> Input for this task:
○ ○ ○ ○ ○ ○ ○

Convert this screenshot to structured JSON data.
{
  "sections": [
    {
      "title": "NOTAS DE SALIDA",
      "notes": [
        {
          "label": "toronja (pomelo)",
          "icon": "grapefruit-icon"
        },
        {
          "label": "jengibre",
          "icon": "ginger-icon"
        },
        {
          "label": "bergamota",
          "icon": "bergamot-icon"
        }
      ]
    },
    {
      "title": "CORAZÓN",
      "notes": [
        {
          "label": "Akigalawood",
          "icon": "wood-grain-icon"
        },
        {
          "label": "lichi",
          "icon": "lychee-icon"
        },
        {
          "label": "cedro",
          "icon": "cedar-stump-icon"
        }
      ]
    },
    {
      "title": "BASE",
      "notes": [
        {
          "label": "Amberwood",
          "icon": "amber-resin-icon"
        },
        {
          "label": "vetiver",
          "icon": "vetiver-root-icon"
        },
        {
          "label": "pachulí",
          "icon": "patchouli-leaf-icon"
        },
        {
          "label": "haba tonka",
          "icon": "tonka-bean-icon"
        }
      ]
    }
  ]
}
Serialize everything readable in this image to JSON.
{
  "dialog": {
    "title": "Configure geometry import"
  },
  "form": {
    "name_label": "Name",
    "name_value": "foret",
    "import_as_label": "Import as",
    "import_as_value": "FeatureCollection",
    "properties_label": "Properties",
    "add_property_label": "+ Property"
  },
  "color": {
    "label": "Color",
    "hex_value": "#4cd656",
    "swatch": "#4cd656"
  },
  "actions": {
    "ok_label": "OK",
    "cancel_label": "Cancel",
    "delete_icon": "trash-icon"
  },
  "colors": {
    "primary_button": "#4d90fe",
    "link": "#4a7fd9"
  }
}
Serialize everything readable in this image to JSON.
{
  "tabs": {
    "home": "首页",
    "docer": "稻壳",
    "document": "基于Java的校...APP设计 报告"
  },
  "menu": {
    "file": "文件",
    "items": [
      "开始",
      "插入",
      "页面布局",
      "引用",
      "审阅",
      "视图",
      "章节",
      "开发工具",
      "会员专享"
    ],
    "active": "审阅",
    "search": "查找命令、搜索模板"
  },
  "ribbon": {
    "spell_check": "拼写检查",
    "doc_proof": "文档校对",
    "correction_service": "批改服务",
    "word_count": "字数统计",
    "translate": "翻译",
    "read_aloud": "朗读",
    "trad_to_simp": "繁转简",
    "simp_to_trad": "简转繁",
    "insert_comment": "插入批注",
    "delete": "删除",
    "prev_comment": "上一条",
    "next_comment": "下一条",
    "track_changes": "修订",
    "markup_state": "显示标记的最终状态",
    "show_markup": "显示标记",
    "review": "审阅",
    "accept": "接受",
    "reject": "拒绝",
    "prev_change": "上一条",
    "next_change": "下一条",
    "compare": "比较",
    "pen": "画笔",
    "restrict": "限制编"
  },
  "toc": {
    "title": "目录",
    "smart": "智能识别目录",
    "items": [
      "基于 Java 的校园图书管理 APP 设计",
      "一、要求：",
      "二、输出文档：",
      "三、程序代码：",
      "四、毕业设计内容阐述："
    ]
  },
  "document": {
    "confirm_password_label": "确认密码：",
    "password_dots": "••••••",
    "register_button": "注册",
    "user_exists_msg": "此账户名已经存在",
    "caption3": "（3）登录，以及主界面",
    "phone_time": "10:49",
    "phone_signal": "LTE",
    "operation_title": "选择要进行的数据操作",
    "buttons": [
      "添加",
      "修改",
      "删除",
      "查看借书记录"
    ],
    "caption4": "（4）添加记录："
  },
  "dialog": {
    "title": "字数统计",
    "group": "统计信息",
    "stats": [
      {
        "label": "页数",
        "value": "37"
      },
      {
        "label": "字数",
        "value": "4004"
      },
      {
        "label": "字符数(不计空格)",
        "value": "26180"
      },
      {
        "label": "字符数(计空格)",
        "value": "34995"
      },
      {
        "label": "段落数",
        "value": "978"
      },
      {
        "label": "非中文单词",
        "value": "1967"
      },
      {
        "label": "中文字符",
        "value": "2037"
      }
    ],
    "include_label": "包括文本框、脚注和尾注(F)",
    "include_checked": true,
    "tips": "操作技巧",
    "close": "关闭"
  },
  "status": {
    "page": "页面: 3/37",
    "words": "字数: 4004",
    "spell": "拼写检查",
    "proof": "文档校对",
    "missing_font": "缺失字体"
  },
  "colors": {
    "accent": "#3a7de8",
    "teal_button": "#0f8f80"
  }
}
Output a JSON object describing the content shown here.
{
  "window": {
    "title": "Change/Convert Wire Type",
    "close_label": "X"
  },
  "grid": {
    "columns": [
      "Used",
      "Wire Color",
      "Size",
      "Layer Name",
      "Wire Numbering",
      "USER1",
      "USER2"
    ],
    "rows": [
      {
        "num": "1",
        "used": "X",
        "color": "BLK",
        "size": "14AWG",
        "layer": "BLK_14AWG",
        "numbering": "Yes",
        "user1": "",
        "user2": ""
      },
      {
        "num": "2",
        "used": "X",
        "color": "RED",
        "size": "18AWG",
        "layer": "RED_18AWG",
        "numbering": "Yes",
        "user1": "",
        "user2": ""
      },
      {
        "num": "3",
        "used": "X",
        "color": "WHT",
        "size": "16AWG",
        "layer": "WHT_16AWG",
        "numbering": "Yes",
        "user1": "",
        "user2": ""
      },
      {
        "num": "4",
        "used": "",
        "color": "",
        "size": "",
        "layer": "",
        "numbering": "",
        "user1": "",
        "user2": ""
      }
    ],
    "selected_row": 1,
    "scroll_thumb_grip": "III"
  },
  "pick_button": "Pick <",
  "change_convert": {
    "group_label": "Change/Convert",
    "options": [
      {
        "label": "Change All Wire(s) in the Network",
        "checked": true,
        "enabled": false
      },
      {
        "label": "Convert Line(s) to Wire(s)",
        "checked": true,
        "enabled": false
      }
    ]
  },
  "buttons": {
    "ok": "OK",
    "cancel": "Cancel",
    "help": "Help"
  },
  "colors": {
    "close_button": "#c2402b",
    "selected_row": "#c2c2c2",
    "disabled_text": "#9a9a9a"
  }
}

○ ○ ○ ○ ○ ○ ○

> Given request: Reproduce every line of the data verbatim.

> Exercise solution:
Convert this screenshot to structured JSON data.
{
  "sections": [
    {
      "title": "NOTAS DE SALIDA",
      "notes": [
        {
          "label": "toronja (pomelo)",
          "icon": "grapefruit-icon"
        },
        {
          "label": "jengibre",
          "icon": "ginger-icon"
        },
        {
          "label": "bergamota",
          "icon": "bergamot-icon"
        }
      ]
    },
    {
      "title": "CORAZÓN",
      "notes": [
        {
          "label": "Akigalawood",
          "icon": "wood-grain-icon"
        },
        {
          "label": "lichi",
          "icon": "lychee-icon"
        },
        {
          "label": "cedro",
          "icon": "cedar-stump-icon"
        }
      ]
    },
    {
      "title": "BASE",
      "notes": [
        {
          "label": "Amberwood",
          "icon": "amber-resin-icon"
        },
        {
          "label": "vetiver",
          "icon": "vetiver-root-icon"
        },
        {
          "label": "pachulí",
          "icon": "patchouli-leaf-icon"
        },
        {
          "label": "haba tonka",
          "icon": "tonka-bean-icon"
        }
      ]
    }
  ]
}
Serialize everything readable in this image to JSON.
{
  "dialog": {
    "title": "Configure geometry import"
  },
  "form": {
    "name_label": "Name",
    "name_value": "foret",
    "import_as_label": "Import as",
    "import_as_value": "FeatureCollection",
    "properties_label": "Properties",
    "add_property_label": "+ Property"
  },
  "color": {
    "label": "Color",
    "hex_value": "#4cd656",
    "swatch": "#4cd656"
  },
  "actions": {
    "ok_label": "OK",
    "cancel_label": "Cancel",
    "delete_icon": "trash-icon"
  },
  "colors": {
    "primary_button": "#4d90fe",
    "link": "#4a7fd9"
  }
}
Serialize everything readable in this image to JSON.
{
  "tabs": {
    "home": "首页",
    "docer": "稻壳",
    "document": "基于Java的校...APP设计 报告"
  },
  "menu": {
    "file": "文件",
    "items": [
      "开始",
      "插入",
      "页面布局",
      "引用",
      "审阅",
      "视图",
      "章节",
      "开发工具",
      "会员专享"
    ],
    "active": "审阅",
    "search": "查找命令、搜索模板"
  },
  "ribbon": {
    "spell_check": "拼写检查",
    "doc_proof": "文档校对",
    "correction_service": "批改服务",
    "word_count": "字数统计",
    "translate": "翻译",
    "read_aloud": "朗读",
    "trad_to_simp": "繁转简",
    "simp_to_trad": "简转繁",
    "insert_comment": "插入批注",
    "delete": "删除",
    "prev_comment": "上一条",
    "next_comment": "下一条",
    "track_changes": "修订",
    "markup_state": "显示标记的最终状态",
    "show_markup": "显示标记",
    "review": "审阅",
    "accept": "接受",
    "reject": "拒绝",
    "prev_change": "上一条",
    "next_change": "下一条",
    "compare": "比较",
    "pen": "画笔",
    "restrict": "限制编"
  },
  "toc": {
    "title": "目录",
    "smart": "智能识别目录",
    "items": [
      "基于 Java 的校园图书管理 APP 设计",
      "一、要求：",
      "二、输出文档：",
      "三、程序代码：",
      "四、毕业设计内容阐述："
    ]
  },
  "document": {
    "confirm_password_label": "确认密码：",
    "password_dots": "••••••",
    "register_button": "注册",
    "user_exists_msg": "此账户名已经存在",
    "caption3": "（3）登录，以及主界面",
    "phone_time": "10:49",
    "phone_signal": "LTE",
    "operation_title": "选择要进行的数据操作",
    "buttons": [
      "添加",
      "修改",
      "删除",
      "查看借书记录"
    ],
    "caption4": "（4）添加记录："
  },
  "dialog": {
    "title": "字数统计",
    "group": "统计信息",
    "stats": [
      {
        "label": "页数",
        "value": "37"
      },
      {
        "label": "字数",
        "value": "4004"
      },
      {
        "label": "字符数(不计空格)",
        "value": "26180"
      },
      {
        "label": "字符数(计空格)",
        "value": "34995"
      },
      {
        "label": "段落数",
        "value": "978"
      },
      {
        "label": "非中文单词",
        "value": "1967"
      },
      {
        "label": "中文字符",
        "value": "2037"
      }
    ],
    "include_label": "包括文本框、脚注和尾注(F)",
    "include_checked": true,
    "tips": "操作技巧",
    "close": "关闭"
  },
  "status": {
    "page": "页面: 3/37",
    "words": "字数: 4004",
    "spell": "拼写检查",
    "proof": "文档校对",
    "missing_font": "缺失字体"
  },
  "colors": {
    "accent": "#3a7de8",
    "teal_button": "#0f8f80"
  }
}
Output a JSON object describing the content shown here.
{
  "window": {
    "title": "Change/Convert Wire Type",
    "close_label": "X"
  },
  "grid": {
    "columns": [
      "Used",
      "Wire Color",
      "Size",
      "Layer Name",
      "Wire Numbering",
      "USER1",
      "USER2"
    ],
    "rows": [
      {
        "num": "1",
        "used": "X",
        "color": "BLK",
        "size": "14AWG",
        "layer": "BLK_14AWG",
        "numbering": "Yes",
        "user1": "",
        "user2": ""
      },
      {
        "num": "2",
        "used": "X",
        "color": "RED",
        "size": "18AWG",
        "layer": "RED_18AWG",
        "numbering": "Yes",
        "user1": "",
        "user2": ""
      },
      {
        "num": "3",
        "used": "X",
        "color": "WHT",
        "size": "16AWG",
        "layer": "WHT_16AWG",
        "numbering": "Yes",
        "user1": "",
        "user2": ""
      },
      {
        "num": "4",
        "used": "",
        "color": "",
        "size": "",
        "layer": "",
        "numbering": "",
        "user1": "",
        "user2": ""
      }
    ],
    "selected_row": 1,
    "scroll_thumb_grip": "III"
  },
  "pick_button": "Pick <",
  "change_convert": {
    "group_label": "Change/Convert",
    "options": [
      {
        "label": "Change All Wire(s) in the Network",
        "checked": true,
        "enabled": false
      },
      {
        "label": "Convert Line(s) to Wire(s)",
        "checked": true,
        "enabled": false
      }
    ]
  },
  "buttons": {
    "ok": "OK",
    "cancel": "Cancel",
    "help": "Help"
  },
  "colors": {
    "close_button": "#c2402b",
    "selected_row": "#c2c2c2",
    "disabled_text": "#9a9a9a"
  }
}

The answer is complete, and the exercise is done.